Search the records below for the word "JSON". Pull out each line that has it.

• [Raw records]:
★ ★ ★ ★ ★ ★ ★

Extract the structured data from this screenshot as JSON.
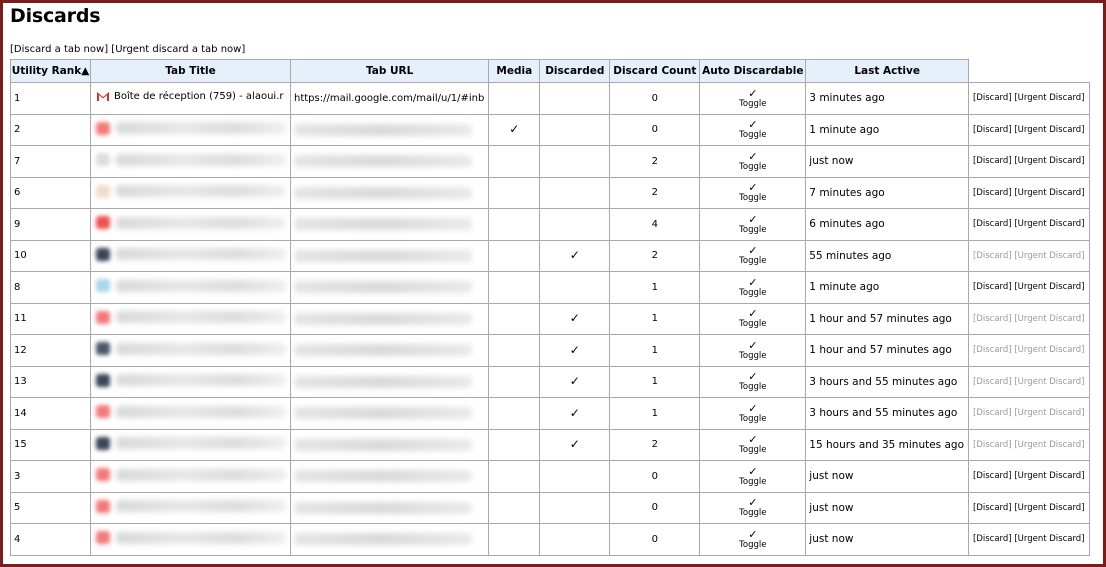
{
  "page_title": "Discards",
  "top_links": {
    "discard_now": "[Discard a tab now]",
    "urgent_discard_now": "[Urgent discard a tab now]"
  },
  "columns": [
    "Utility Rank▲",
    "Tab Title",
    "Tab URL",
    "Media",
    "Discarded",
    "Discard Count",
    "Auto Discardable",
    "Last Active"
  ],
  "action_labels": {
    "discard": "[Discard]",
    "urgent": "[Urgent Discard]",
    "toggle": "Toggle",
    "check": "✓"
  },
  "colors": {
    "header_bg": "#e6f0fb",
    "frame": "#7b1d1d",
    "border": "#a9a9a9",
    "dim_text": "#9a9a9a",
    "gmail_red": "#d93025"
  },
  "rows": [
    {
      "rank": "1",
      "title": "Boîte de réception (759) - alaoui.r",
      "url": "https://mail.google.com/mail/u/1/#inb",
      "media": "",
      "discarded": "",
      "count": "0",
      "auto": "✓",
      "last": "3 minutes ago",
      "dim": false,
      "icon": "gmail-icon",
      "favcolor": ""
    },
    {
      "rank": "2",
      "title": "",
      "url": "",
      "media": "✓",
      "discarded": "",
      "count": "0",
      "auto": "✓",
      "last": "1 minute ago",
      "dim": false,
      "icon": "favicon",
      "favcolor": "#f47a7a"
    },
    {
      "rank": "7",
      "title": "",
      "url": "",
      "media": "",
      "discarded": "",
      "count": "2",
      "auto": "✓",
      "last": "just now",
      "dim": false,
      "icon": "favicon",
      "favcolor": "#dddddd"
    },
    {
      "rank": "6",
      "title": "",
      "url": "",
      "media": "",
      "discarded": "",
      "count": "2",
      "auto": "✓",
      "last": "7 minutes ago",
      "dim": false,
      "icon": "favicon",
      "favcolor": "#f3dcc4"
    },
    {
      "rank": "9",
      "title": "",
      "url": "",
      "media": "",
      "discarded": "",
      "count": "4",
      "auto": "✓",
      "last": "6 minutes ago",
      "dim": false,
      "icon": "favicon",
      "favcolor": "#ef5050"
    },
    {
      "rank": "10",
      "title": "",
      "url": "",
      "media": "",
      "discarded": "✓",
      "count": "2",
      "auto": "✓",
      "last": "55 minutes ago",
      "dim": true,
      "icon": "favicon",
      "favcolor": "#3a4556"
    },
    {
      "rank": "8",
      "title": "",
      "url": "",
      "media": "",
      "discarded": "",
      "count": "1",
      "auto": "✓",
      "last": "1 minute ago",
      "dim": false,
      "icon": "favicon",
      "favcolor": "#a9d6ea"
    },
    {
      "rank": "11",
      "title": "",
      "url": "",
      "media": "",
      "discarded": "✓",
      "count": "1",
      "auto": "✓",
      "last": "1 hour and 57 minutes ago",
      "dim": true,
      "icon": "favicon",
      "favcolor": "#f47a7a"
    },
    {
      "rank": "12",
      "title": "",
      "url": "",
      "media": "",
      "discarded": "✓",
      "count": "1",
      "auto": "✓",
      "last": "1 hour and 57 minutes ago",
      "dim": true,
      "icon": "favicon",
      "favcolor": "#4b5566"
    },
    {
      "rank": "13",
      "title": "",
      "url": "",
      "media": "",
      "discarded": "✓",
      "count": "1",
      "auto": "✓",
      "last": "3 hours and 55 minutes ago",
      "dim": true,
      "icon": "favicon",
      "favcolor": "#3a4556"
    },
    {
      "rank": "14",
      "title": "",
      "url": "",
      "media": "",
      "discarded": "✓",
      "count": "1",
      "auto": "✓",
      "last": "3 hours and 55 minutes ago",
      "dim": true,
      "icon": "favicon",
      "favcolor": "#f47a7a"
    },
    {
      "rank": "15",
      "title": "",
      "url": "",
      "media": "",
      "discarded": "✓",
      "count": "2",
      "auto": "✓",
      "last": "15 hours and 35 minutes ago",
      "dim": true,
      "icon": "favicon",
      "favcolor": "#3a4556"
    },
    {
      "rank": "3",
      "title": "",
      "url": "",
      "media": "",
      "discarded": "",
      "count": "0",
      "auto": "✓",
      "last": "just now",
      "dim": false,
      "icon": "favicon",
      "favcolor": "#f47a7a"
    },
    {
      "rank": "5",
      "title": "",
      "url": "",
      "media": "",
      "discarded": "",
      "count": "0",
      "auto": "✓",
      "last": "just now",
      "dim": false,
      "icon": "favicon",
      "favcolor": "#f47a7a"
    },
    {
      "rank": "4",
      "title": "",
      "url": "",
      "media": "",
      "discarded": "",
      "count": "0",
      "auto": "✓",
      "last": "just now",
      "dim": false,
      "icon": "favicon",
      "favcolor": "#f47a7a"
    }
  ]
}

★ ★ ★ ★ ★ ★ ★

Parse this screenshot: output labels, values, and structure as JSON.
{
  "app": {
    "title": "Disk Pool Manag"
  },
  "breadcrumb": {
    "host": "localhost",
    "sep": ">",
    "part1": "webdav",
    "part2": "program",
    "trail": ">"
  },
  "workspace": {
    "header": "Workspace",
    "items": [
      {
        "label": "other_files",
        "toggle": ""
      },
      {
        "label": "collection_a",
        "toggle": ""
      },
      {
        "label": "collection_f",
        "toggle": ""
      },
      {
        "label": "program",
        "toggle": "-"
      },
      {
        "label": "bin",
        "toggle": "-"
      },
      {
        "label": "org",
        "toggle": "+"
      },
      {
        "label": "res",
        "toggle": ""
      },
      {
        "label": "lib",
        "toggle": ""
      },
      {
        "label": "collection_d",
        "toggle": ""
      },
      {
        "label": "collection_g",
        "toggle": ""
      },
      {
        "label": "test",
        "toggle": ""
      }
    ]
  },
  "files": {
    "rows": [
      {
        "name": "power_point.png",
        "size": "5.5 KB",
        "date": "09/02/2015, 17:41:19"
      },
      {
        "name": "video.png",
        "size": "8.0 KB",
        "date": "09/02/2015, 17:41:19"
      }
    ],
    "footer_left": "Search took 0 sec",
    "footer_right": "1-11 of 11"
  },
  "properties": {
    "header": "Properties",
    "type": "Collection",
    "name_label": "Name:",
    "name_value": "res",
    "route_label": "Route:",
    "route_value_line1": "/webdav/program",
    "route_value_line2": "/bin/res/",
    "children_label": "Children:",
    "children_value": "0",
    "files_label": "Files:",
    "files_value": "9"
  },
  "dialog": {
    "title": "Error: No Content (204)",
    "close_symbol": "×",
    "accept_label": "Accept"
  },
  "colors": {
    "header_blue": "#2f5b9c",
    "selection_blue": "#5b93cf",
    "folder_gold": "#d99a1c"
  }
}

★ ★ ★ ★ ★ ★ ★

• [Response to the task]:
Extract the structured data from this screenshot as JSON.
Parse this screenshot: output labels, values, and structure as JSON.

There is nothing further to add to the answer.